■ **Task to carry out**
Make an exact copy of all the data.

>> start Supplied records

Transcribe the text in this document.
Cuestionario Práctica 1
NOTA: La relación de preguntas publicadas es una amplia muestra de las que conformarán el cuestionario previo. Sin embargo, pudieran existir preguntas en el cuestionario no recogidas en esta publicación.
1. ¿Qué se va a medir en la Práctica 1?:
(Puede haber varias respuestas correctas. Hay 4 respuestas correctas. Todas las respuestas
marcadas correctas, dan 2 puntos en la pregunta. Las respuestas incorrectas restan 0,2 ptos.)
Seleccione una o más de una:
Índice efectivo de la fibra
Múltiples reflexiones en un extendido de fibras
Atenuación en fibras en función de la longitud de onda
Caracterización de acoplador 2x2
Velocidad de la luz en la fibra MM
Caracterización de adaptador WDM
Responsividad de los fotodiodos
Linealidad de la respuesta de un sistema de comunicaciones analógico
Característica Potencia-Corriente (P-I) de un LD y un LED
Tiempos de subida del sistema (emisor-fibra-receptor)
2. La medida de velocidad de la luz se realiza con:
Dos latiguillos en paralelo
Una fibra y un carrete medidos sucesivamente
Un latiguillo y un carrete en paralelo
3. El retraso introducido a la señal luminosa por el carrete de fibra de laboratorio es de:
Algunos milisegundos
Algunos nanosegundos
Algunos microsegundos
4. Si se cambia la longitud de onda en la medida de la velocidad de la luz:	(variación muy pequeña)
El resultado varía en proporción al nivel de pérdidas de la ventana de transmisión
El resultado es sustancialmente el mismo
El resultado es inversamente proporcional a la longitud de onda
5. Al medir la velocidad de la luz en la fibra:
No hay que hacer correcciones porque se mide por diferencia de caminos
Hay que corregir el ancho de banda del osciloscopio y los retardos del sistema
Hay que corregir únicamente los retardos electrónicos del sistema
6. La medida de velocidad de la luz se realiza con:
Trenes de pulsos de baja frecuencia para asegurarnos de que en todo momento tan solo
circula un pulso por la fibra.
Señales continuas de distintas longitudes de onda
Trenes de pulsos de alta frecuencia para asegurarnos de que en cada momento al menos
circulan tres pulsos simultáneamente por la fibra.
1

>> end Supplied records

■ **Reply**
Transcribe the text in this document.
Cuestionario Práctica 1
NOTA: La relación de preguntas publicadas es una amplia muestra de las que conformarán el cuestionario previo. Sin embargo, pudieran existir preguntas en el cuestionario no recogidas en esta publicación.
1. ¿Qué se va a medir en la Práctica 1?:
(Puede haber varias respuestas correctas. Hay 4 respuestas correctas. Todas las respuestas
marcadas correctas, dan 2 puntos en la pregunta. Las respuestas incorrectas restan 0,2 ptos.)
Seleccione una o más de una:
Índice efectivo de la fibra
Múltiples reflexiones en un extendido de fibras
Atenuación en fibras en función de la longitud de onda
Caracterización de acoplador 2x2
Velocidad de la luz en la fibra MM
Caracterización de adaptador WDM
Responsividad de los fotodiodos
Linealidad de la respuesta de un sistema de comunicaciones analógico
Característica Potencia-Corriente (P-I) de un LD y un LED
Tiempos de subida del sistema (emisor-fibra-receptor)
2. La medida de velocidad de la luz se realiza con:
Dos latiguillos en paralelo
Una fibra y un carrete medidos sucesivamente
Un latiguillo y un carrete en paralelo
3. El retraso introducido a la señal luminosa por el carrete de fibra de laboratorio es de:
Algunos milisegundos
Algunos nanosegundos
Algunos microsegundos
4. Si se cambia la longitud de onda en la medida de la velocidad de la luz:	(variación muy pequeña)
El resultado varía en proporción al nivel de pérdidas de la ventana de transmisión
El resultado es sustancialmente el mismo
El resultado es inversamente proporcional a la longitud de onda
5. Al medir la velocidad de la luz en la fibra:
No hay que hacer correcciones porque se mide por diferencia de caminos
Hay que corregir el ancho de banda del osciloscopio y los retardos del sistema
Hay que corregir únicamente los retardos electrónicos del sistema
6. La medida de velocidad de la luz se realiza con:
Trenes de pulsos de baja frecuencia para asegurarnos de que en todo momento tan solo
circula un pulso por la fibra.
Señales continuas de distintas longitudes de onda
Trenes de pulsos de alta frecuencia para asegurarnos de que en cada momento al menos
circulan tres pulsos simultáneamente por la fibra.
1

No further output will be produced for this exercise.